** start of Data listing **

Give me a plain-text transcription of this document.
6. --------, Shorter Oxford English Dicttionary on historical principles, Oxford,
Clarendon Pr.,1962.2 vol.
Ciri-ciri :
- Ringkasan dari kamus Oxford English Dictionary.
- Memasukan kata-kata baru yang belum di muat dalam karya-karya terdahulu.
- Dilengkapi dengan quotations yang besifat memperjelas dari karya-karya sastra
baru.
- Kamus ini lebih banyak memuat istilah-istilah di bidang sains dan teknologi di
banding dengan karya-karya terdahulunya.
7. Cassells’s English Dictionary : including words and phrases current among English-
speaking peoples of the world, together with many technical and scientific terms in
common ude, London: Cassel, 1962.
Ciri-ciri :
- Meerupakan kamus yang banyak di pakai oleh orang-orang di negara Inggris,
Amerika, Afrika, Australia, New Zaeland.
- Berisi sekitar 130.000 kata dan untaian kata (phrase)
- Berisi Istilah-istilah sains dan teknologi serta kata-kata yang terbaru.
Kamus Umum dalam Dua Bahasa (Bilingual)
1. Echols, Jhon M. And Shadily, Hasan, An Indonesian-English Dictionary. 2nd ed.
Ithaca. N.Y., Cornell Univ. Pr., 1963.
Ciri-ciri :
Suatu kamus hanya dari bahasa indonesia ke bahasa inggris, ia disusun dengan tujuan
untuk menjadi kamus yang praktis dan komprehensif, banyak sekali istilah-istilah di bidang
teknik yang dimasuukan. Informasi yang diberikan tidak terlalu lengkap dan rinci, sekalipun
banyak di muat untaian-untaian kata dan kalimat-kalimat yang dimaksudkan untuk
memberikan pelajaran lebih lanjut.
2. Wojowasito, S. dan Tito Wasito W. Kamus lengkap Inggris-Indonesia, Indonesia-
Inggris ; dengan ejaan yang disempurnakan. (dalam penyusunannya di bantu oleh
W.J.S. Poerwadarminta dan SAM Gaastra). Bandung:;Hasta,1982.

** end of Data listing **
** start of Data listing **

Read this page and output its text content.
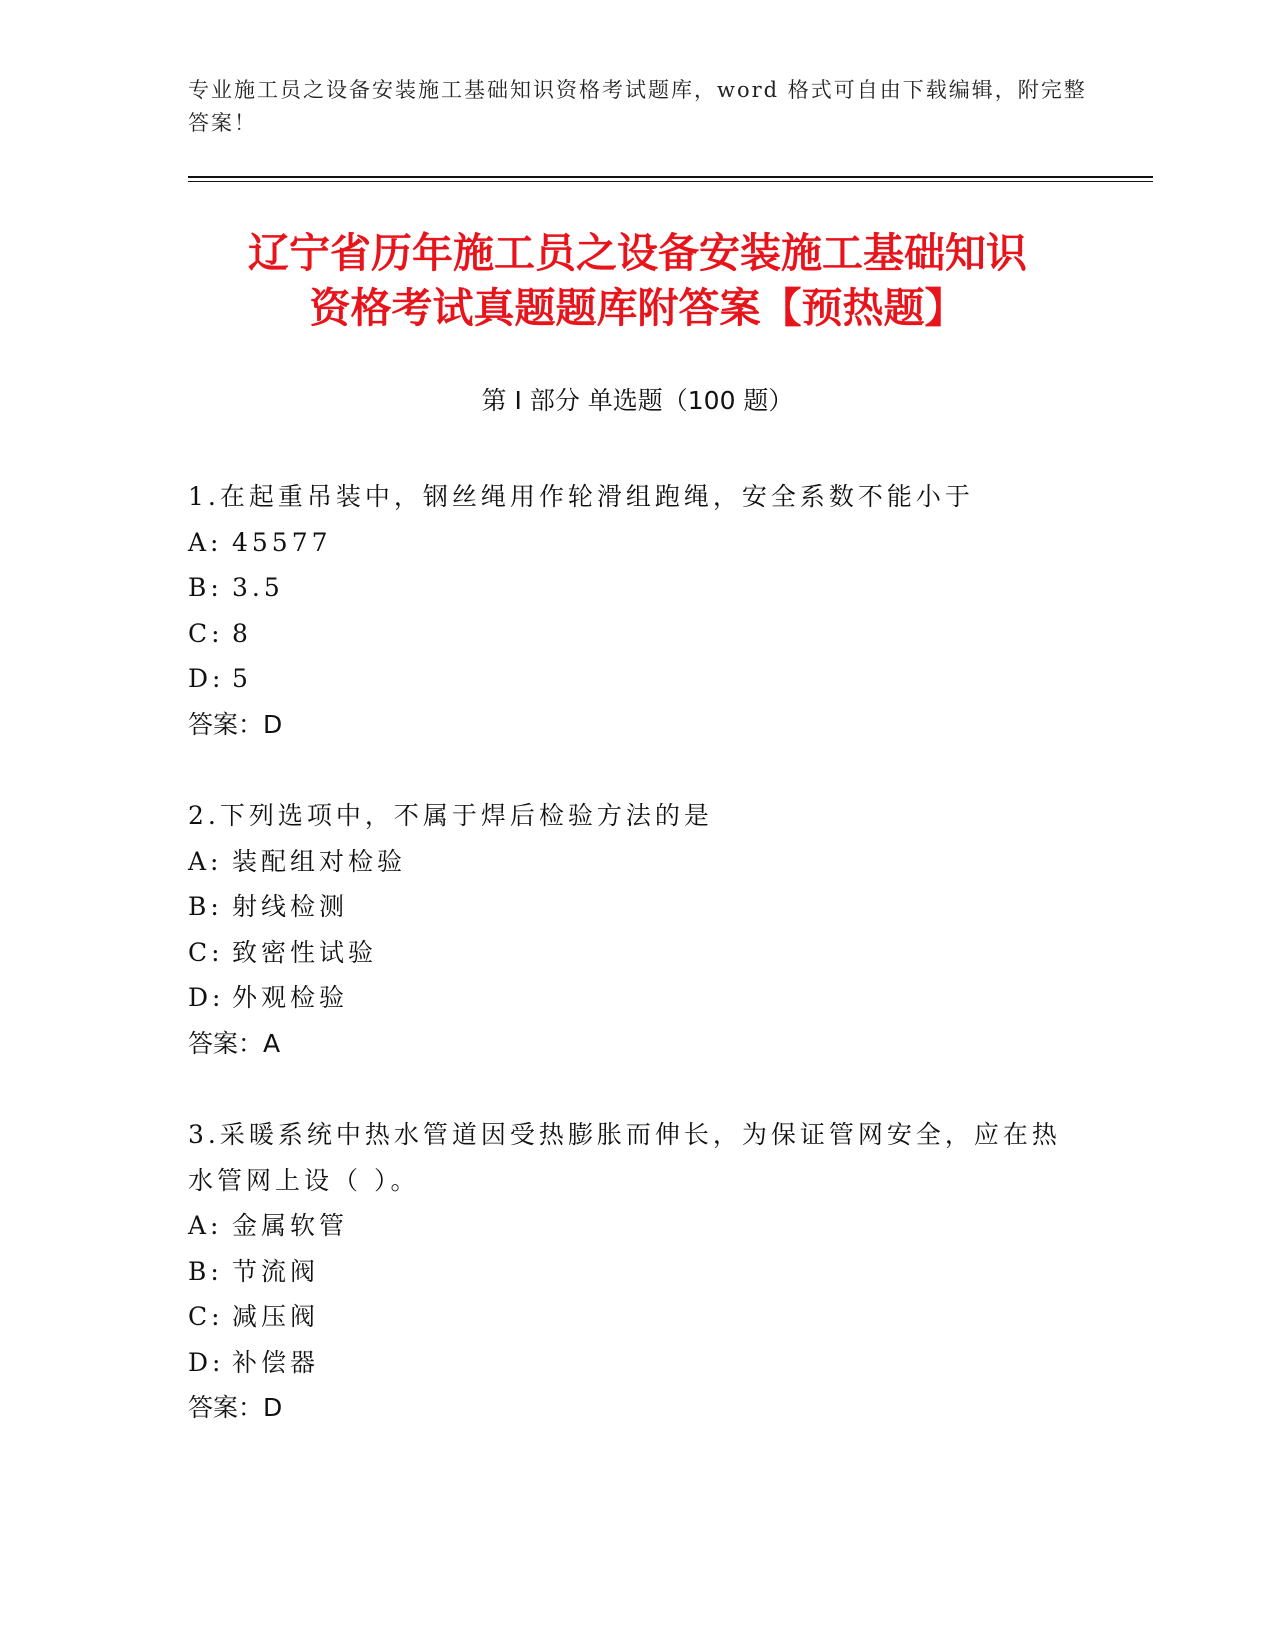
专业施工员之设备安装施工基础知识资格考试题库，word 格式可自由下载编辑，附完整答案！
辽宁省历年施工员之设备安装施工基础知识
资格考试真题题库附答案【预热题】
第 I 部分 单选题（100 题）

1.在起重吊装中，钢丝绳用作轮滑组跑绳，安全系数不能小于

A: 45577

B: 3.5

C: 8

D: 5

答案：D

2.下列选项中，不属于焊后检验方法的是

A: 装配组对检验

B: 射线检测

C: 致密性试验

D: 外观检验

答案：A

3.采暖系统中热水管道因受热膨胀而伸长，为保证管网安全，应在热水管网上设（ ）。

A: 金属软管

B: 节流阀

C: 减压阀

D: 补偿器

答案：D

** end of Data listing **
** start of Data listing **

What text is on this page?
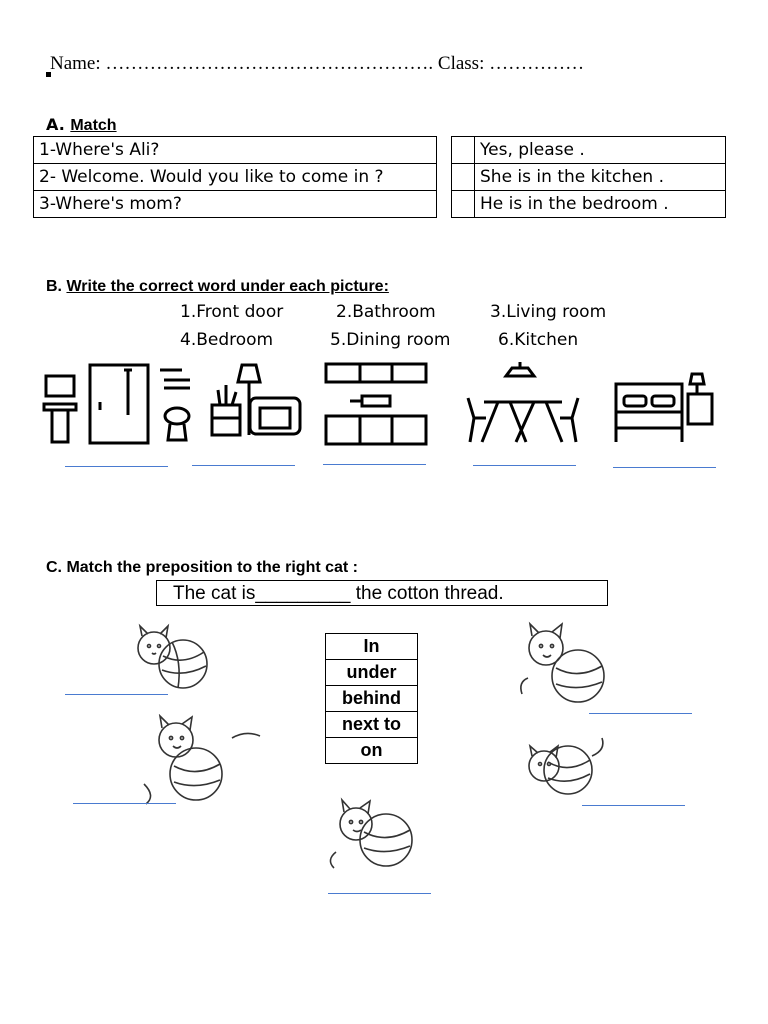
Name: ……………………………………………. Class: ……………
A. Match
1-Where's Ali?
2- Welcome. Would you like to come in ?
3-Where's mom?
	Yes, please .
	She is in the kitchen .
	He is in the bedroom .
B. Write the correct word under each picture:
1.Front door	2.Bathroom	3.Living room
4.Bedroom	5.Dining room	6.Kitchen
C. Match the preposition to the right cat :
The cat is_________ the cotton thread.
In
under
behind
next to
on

** end of Data listing **

Aim =>
Count every line in the listing above that holds "dari", then report only the count.

Task result =>
3